__Exercise input__

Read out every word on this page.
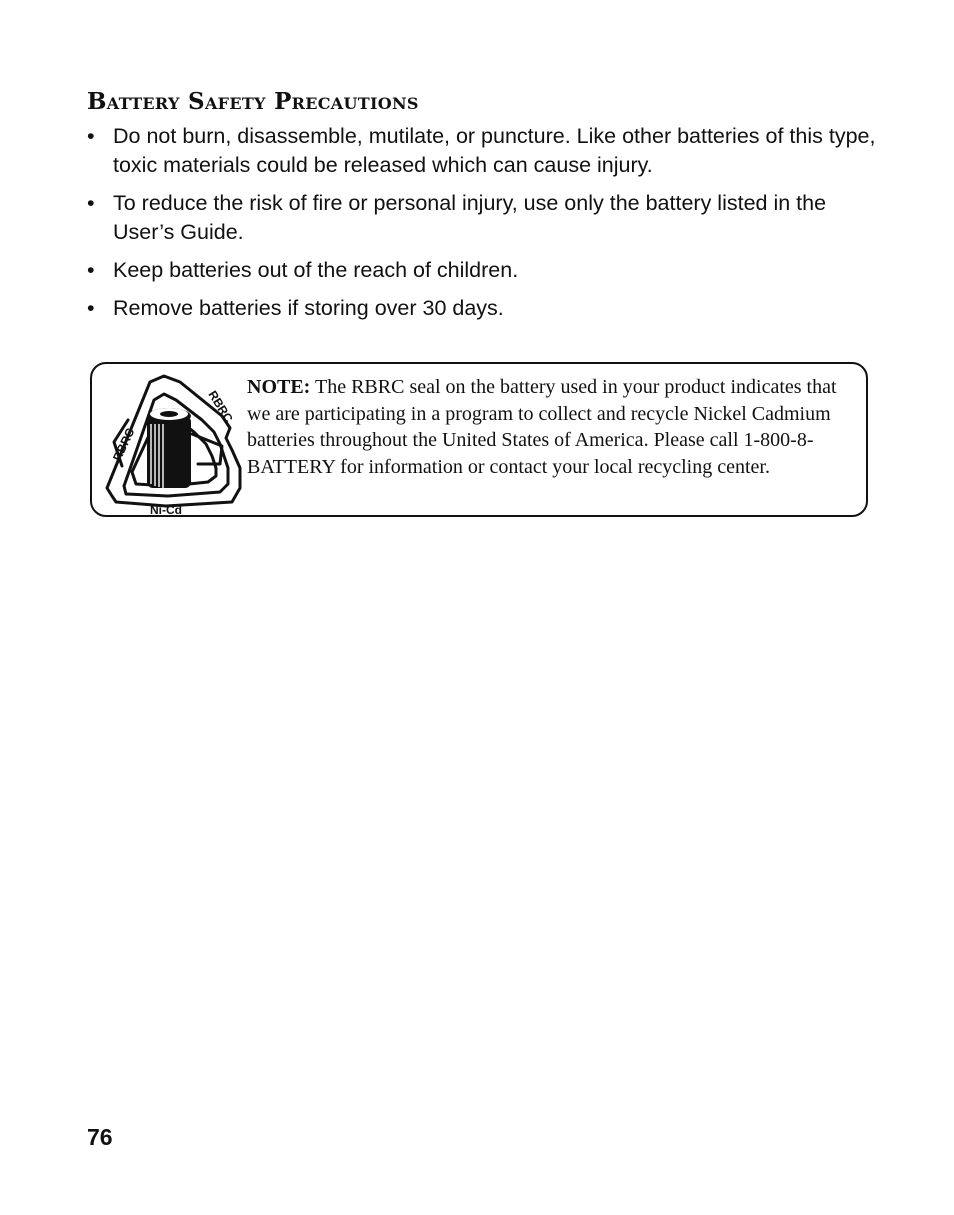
Battery Safety Precautions
• Do not burn, disassemble, mutilate, or puncture. Like other batteries of this type, toxic materials could be released which can cause injury.
• To reduce the risk of fire or personal injury, use only the battery listed in the User’s Guide.
• Keep batteries out of the reach of children.
• Remove batteries if storing over 30 days.
RBRC
RBRC
Ni-Cd

NOTE: The RBRC seal on the battery used in your product indicates that we are participating in a program to collect and recycle Nickel Cadmium batteries throughout the United States of America. Please call 1-800-8-BATTERY for information or contact your local recycling center.

76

__Given exercise__
Leaving aside the images, write out the entries above word for word.

__Solution__
Read out every word on this page.
Battery Safety Precautions
• Do not burn, disassemble, mutilate, or puncture. Like other batteries of this type, toxic materials could be released which can cause injury.
• To reduce the risk of fire or personal injury, use only the battery listed in the User’s Guide.
• Keep batteries out of the reach of children.
• Remove batteries if storing over 30 days.
RBRC
RBRC
Ni-Cd

NOTE: The RBRC seal on the battery used in your product indicates that we are participating in a program to collect and recycle Nickel Cadmium batteries throughout the United States of America. Please call 1-800-8-BATTERY for information or contact your local recycling center.

76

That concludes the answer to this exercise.